=== Work to complete ===
Your answer is a single number: how many lines hold the word "much"?
## begin
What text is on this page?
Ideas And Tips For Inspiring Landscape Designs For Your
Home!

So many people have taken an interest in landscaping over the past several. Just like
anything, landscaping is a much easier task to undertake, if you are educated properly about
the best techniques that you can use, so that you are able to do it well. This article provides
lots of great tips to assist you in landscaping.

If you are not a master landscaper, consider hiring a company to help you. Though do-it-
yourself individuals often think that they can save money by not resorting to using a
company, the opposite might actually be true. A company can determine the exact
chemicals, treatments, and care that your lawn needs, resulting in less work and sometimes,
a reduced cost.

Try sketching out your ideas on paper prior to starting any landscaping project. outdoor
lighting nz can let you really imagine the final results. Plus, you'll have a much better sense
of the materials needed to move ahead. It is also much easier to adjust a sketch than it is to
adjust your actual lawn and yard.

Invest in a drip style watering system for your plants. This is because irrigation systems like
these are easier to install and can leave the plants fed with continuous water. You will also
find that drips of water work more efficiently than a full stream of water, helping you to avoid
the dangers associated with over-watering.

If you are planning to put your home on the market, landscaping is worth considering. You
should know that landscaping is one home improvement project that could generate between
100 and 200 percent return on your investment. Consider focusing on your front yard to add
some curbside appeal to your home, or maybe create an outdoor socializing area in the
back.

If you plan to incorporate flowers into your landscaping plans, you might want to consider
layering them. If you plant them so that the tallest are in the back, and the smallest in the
## end
=== Result of the exercise ===
3